▶ CONSIGNA DEL EJERCICIO:
Responde brevemente a estas preguntas sobre el texto de lectura.
(a) ¿Qué se dice del corazón de quien está cerca de Dios pero no perdona?
(b) ¿Con qué se compara el juego que nosotros mismos nos montamos?
(c) ¿En qué ámbitos se mencionan heridas que permanecen abiertas y sangrando?

▶ TEXTO DE LECTURA:
Estás cerca de Dios. ¿No perdonas? Tu corazón no está totalmente ocupado por
Dios.
El “sin
límites” puede suponer en nuestra vida cristiana un imposible y un buscar
justificaciones. A veces corremos el riesgo de creer, que Dios, entra en ese
juego que nosotros mismos nos montamos. Como si se tratara de un partido de
futbol donde, los hinchas de uno o de otro, pretenden que Dios les ayude frente
al contrario.
Si muchas
heridas permanecen abiertas y sangrando (en nuestras familias, sociedad,
iglesia, comunidades, parroquias, política, etc.,) es en parte por la pobreza
de nuestra fe. Por la falta de comunión con Dios. Por mirarnos demasiado a
nosotros mismos y también cuando dejamos tirados en la cuneta a muchas personas
que han hecho tanto por nosotros.

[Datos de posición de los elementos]
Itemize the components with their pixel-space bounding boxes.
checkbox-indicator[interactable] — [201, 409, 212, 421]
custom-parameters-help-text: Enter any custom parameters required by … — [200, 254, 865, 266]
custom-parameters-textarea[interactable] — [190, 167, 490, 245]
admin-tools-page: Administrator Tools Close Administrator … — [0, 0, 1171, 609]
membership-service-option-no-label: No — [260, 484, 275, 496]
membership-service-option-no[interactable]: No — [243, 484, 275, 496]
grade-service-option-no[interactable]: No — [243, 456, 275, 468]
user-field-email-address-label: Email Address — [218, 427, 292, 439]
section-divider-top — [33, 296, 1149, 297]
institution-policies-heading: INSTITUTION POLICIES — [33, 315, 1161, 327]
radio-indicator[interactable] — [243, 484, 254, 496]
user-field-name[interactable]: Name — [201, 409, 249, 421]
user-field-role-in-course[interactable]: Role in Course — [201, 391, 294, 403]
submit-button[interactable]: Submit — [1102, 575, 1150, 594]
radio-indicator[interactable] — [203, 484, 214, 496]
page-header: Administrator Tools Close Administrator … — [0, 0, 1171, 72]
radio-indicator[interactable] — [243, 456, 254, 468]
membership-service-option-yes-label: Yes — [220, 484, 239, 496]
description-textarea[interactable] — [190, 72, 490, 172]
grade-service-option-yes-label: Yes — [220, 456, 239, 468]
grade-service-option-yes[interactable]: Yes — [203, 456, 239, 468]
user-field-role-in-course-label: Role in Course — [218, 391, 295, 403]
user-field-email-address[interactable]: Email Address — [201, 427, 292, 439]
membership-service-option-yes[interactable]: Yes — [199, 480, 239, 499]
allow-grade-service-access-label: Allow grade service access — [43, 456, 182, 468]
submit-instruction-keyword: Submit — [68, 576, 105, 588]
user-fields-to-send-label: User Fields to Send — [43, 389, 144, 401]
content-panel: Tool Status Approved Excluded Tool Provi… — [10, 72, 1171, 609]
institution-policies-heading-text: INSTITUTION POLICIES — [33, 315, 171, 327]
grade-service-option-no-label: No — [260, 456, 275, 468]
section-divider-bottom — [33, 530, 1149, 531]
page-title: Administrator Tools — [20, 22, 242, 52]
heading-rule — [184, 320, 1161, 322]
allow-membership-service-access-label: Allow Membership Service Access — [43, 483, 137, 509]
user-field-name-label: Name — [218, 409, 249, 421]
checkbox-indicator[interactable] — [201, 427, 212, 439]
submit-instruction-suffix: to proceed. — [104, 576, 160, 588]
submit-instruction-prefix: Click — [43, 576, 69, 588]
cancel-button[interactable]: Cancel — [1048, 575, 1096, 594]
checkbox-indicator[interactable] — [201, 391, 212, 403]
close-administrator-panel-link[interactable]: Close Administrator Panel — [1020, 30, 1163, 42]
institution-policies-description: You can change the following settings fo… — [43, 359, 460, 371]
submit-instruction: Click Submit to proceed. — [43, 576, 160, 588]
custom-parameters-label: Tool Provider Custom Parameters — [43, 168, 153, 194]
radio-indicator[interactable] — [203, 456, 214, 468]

▶ RESULTADO:
(a) Que no está totalmente ocupado por Dios.
(b) Con un partido de fútbol en el que los hinchas de uno o de otro pretenden que Dios les ayude frente al contrario.
(c) En las familias, la sociedad, la iglesia, las comunidades, las parroquias y la política.